2019年11月末、はじめての子となる娘を出産した。

出産に関してはすったもんあったけれど(想像と違ってパニックに陥った出産エピソードはインスタで絵日記にしているので、よかったら→https://www.instagram.com/kinacopowpowder/)、あれから半年。

娘はコロコロ寝返りし、バブバブ言うようになり、どうやら順調に成長してくれている。
私自身も突如目の前に降り立った未知の生物、もとい天使たる娘の言葉なき要求に試行錯誤しつつ、着実に親になっていっているとは思う。

それと同時に、「どうやって親にならずにいられるか」にも必死だ。

いや、むしろこっちの方が難しくて、苦悩の日々である。しょっちゅう自己嫌悪に陥ったり、悲しくなったり、10代の頃のようなメンヘラっぷりをかましている。

”親の役割を務めつつ、親にならずにいる”

矛盾しているようだけれど、娘との関係をいいものにしていく上で大切なことだと、私は信じているのだ。

あらためてその気持ちを強くするためにも、ここに書き記しておきたい。

課題 A ::
本文によると、娘が生まれたのはいつか。
エントリは本文と無関係である。

課題用エントリ ::
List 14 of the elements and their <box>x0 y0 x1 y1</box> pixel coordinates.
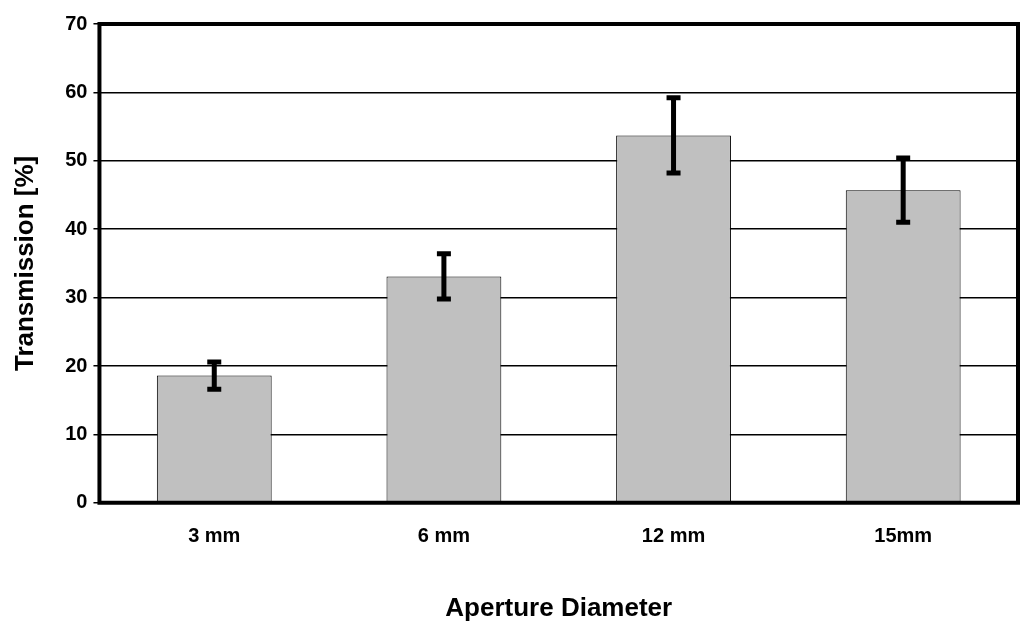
y-tick-label: 70 <box>65 11 88 34</box>
x-tick-label: 3 mm <box>188 524 241 547</box>
x-axis-title: Aperture Diameter <box>445 591 673 622</box>
y-tick-label: 40 <box>65 216 88 239</box>
y-axis-title: Transmission [%] <box>8 155 39 372</box>
x-tick-label: 15mm <box>874 524 933 547</box>
y-tick-label: 30 <box>65 285 88 308</box>
x-tick-label: 6 mm <box>417 524 471 547</box>
y-tick-label: 10 <box>65 421 88 444</box>
y-tick-label: 20 <box>65 353 88 376</box>
y-tick-label: 60 <box>65 79 88 102</box>
y-tick-label: 0 <box>76 490 88 513</box>
x-tick-label: 12 mm <box>641 524 706 547</box>
y-tick-label: 50 <box>65 148 88 171</box>
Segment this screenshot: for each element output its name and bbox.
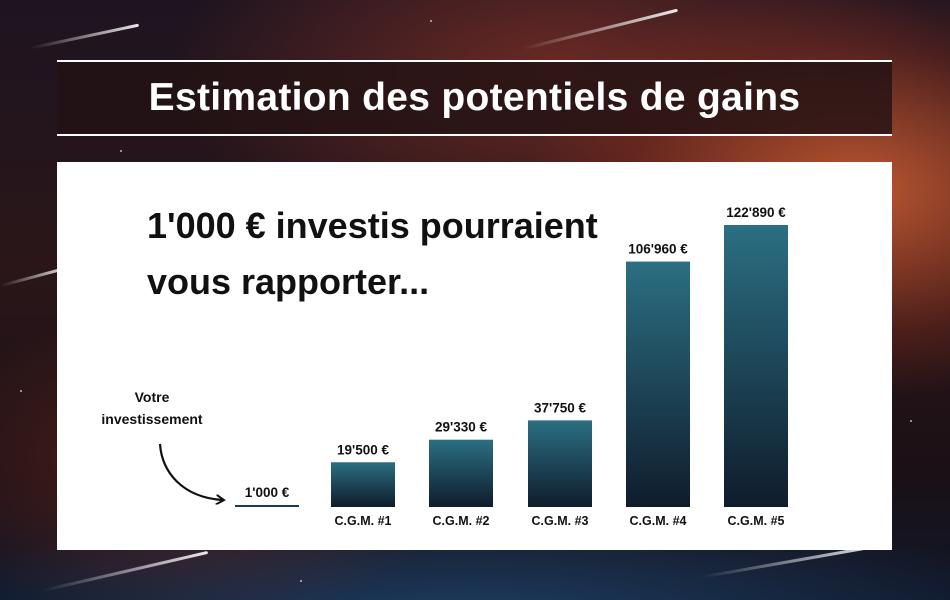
meteor-streak: [41, 550, 209, 593]
title-bar: Estimation des potentiels de gains: [57, 60, 892, 136]
value-label: 122'890 €: [726, 205, 786, 220]
category-label: C.G.M. #5: [728, 514, 785, 528]
page-title: Estimation des potentiels de gains: [148, 76, 801, 119]
headline-line-2: vous rapporter...: [147, 261, 430, 302]
headline-line-1: 1'000 € investis pourraient: [147, 205, 598, 246]
value-label: 19'500 €: [337, 442, 390, 457]
investment-annotation: Votre investissement: [97, 386, 207, 430]
headline: 1'000 € investis pourraient vous rapport…: [147, 198, 667, 310]
category-label: C.G.M. #3: [532, 514, 589, 528]
bar-4: [626, 261, 690, 507]
meteor-streak: [522, 8, 678, 51]
annotation-line-1: Votre: [134, 389, 170, 405]
star: [910, 420, 912, 422]
star: [120, 150, 122, 152]
value-label: 29'330 €: [435, 420, 488, 435]
annotation-line-2: investissement: [101, 411, 203, 427]
star: [20, 390, 22, 392]
bar-chart: 1'000 € 19'500 € C.G.M. #1 29'330 € C.G.M. #…: [158, 205, 788, 528]
meteor-streak: [30, 23, 140, 50]
category-label: C.G.M. #2: [433, 514, 490, 528]
star: [300, 580, 302, 582]
category-label: C.G.M. #1: [335, 514, 392, 528]
star: [430, 20, 432, 22]
bar-2: [429, 439, 493, 507]
chart-panel: 1'000 € investis pourraient vous rapport…: [57, 162, 892, 550]
category-label: C.G.M. #4: [630, 514, 687, 528]
annotation-arrow-icon: [158, 443, 222, 500]
value-label: 106'960 €: [628, 242, 688, 257]
bar-1: [331, 462, 395, 507]
bar-investment: [235, 505, 299, 507]
bar-5: [724, 225, 788, 507]
bar-3: [528, 420, 592, 507]
value-label: 37'750 €: [534, 400, 587, 415]
value-label: 1'000 €: [245, 485, 290, 500]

課題 B ::
エントリの先頭から「Segment this screenshot: for」を含む行まで、その行も含めてそのまま書き写してください。画像は省くこと。

正解出力 A ::
2019年11月末。

正解出力 B ::
List 14 of the elements and their <box>x0 y0 x1 y1</box> pixel coordinates.
y-tick-label: 70 <box>65 11 88 34</box>
x-tick-label: 3 mm <box>188 524 241 547</box>
x-axis-title: Aperture Diameter <box>445 591 673 622</box>
y-tick-label: 40 <box>65 216 88 239</box>
y-axis-title: Transmission [%] <box>8 155 39 372</box>
x-tick-label: 15mm <box>874 524 933 547</box>
y-tick-label: 30 <box>65 285 88 308</box>
x-tick-label: 6 mm <box>417 524 471 547</box>
y-tick-label: 10 <box>65 421 88 444</box>
y-tick-label: 20 <box>65 353 88 376</box>
y-tick-label: 60 <box>65 79 88 102</box>
y-tick-label: 0 <box>76 490 88 513</box>
x-tick-label: 12 mm <box>641 524 706 547</box>
y-tick-label: 50 <box>65 148 88 171</box>
Segment this screenshot: for each element output its name and bbox.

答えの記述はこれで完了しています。